┌─ Record set

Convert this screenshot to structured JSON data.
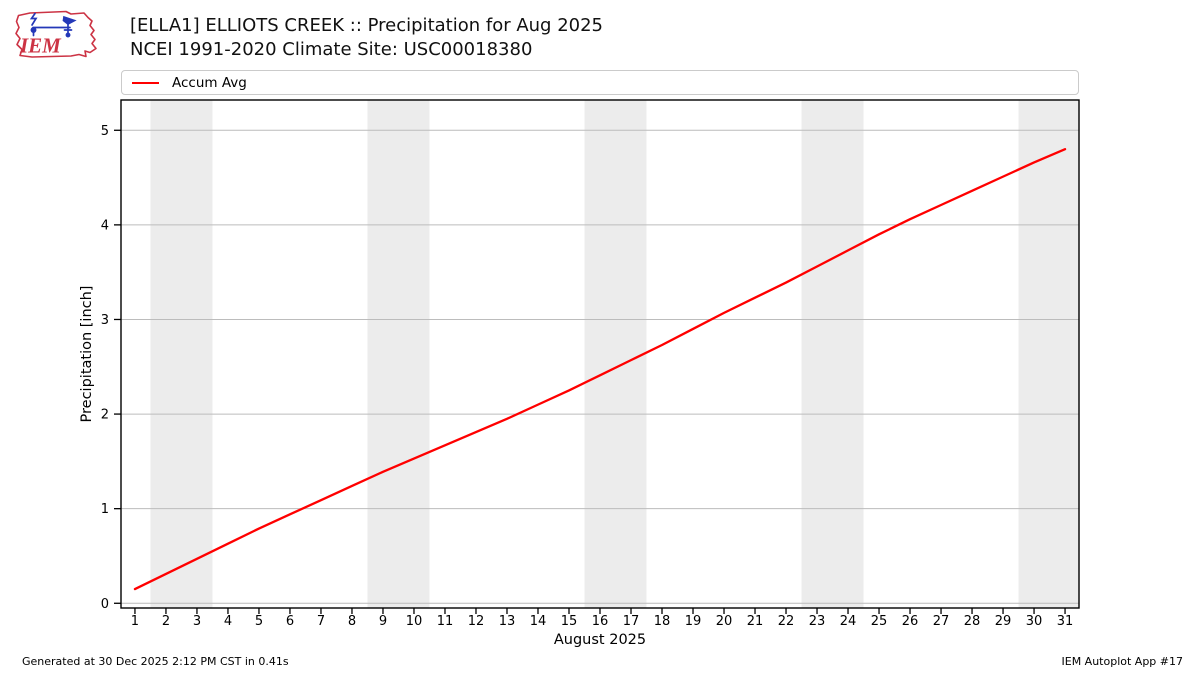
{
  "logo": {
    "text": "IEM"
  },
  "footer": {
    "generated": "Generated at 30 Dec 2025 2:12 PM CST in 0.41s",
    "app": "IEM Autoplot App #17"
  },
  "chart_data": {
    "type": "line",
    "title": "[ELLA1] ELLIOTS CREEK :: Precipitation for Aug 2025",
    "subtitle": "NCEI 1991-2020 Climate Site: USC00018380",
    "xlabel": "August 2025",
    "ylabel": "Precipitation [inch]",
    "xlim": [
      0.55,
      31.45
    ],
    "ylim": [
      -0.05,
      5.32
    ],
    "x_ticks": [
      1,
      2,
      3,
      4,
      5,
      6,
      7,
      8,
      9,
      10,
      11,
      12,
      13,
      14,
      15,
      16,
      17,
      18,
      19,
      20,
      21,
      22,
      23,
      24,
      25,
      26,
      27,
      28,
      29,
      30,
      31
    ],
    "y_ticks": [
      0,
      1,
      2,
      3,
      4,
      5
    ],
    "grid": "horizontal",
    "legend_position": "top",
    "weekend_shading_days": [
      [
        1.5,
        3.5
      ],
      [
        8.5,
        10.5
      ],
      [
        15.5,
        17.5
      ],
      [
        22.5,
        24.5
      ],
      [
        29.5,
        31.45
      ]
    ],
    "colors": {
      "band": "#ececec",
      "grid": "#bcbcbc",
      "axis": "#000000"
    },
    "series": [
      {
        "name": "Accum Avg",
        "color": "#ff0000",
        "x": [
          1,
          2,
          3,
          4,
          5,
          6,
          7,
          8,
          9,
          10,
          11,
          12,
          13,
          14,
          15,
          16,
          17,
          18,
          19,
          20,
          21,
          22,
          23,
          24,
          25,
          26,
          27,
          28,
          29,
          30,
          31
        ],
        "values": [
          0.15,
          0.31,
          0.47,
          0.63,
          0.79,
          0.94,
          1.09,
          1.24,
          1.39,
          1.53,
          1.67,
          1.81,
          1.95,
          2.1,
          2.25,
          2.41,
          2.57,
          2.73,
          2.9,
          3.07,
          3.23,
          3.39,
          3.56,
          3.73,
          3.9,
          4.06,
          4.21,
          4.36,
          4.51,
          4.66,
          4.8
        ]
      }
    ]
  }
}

└─
┌─ Record set

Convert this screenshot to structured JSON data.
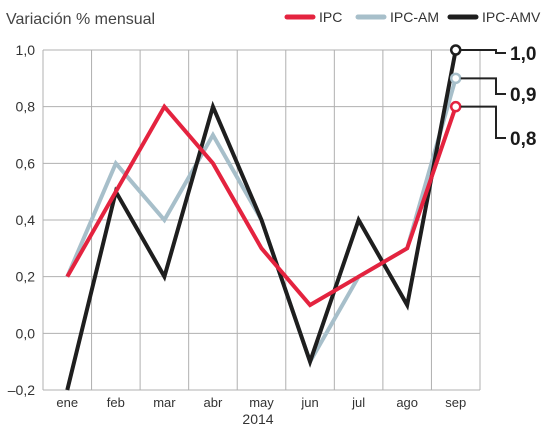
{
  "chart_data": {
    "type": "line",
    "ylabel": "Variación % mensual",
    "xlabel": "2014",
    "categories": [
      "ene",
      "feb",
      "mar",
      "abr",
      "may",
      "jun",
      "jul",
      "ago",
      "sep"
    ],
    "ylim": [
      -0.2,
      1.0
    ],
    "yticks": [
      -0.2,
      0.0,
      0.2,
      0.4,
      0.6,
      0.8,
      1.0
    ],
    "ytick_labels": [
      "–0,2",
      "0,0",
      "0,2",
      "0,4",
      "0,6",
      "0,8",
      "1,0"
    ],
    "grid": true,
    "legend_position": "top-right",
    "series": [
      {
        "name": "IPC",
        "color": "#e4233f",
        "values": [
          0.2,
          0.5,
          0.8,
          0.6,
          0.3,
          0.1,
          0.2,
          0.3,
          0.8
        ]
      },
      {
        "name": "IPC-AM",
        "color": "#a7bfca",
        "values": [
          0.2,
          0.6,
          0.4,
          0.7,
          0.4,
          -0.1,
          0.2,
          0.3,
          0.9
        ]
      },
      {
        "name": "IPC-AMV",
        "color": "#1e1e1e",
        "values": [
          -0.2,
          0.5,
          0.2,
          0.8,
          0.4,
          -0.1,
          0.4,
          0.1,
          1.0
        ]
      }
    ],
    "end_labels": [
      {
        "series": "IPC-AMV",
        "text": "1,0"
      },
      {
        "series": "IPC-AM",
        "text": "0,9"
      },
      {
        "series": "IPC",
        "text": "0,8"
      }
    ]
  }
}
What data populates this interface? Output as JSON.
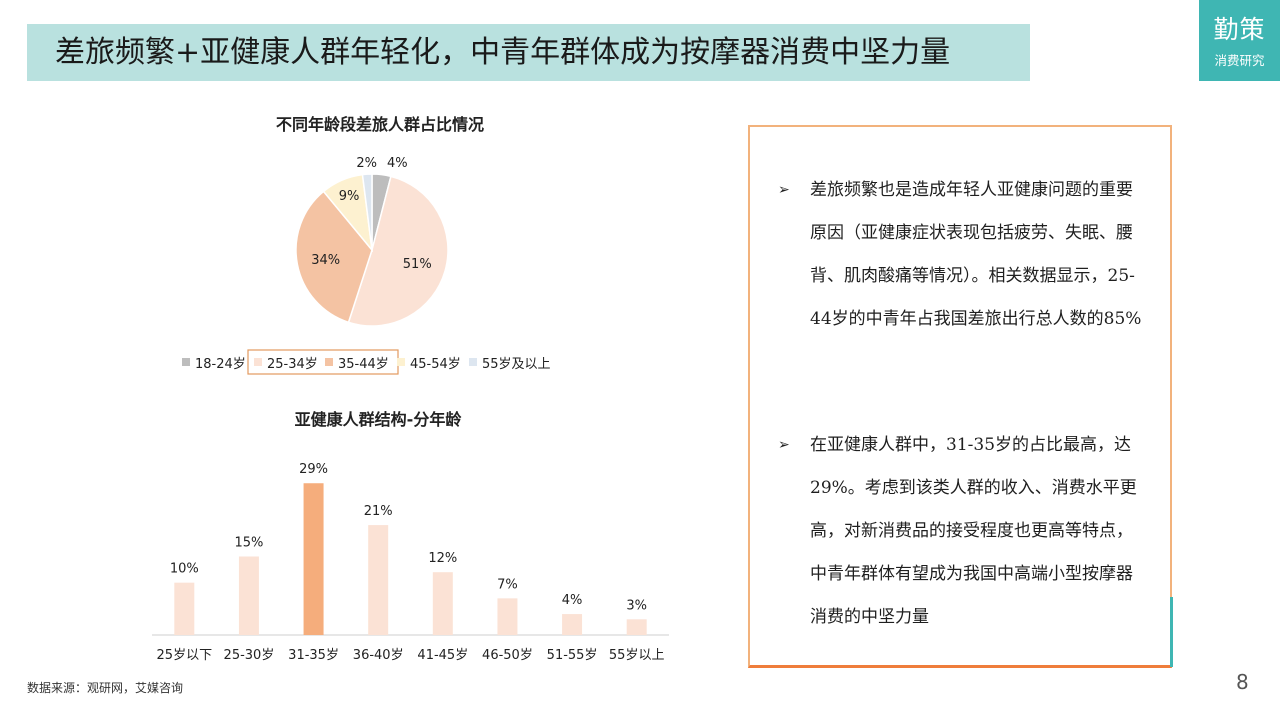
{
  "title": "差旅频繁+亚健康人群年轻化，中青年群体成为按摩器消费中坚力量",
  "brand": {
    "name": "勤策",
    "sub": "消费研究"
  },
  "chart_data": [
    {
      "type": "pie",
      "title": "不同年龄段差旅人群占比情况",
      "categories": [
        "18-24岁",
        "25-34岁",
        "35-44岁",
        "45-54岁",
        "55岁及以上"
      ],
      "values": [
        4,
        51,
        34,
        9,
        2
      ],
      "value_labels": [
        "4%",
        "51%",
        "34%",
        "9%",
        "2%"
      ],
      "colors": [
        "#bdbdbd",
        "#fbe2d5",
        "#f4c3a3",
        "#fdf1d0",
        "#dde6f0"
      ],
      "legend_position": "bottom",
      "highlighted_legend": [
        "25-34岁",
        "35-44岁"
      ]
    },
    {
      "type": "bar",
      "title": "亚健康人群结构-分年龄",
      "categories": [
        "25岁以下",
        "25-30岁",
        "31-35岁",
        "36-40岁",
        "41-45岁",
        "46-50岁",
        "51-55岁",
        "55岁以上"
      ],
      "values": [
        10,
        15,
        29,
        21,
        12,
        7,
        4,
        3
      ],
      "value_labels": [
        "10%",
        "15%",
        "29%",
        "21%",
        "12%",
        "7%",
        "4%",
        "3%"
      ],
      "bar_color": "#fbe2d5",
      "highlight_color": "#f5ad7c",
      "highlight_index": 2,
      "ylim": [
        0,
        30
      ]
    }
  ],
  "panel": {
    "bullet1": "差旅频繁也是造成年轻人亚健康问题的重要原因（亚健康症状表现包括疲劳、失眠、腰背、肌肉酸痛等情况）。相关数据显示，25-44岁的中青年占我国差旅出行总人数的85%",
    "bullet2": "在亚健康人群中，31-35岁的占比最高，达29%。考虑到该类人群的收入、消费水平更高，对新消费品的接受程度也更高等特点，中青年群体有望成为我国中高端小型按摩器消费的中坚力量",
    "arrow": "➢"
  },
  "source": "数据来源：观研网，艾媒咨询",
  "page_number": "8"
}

└─

Show all lines from the listing above in which "ylabel" appears.

Written response —
    "ylabel": "Precipitation [inch]",
    "ylabel": "Variación % mensual",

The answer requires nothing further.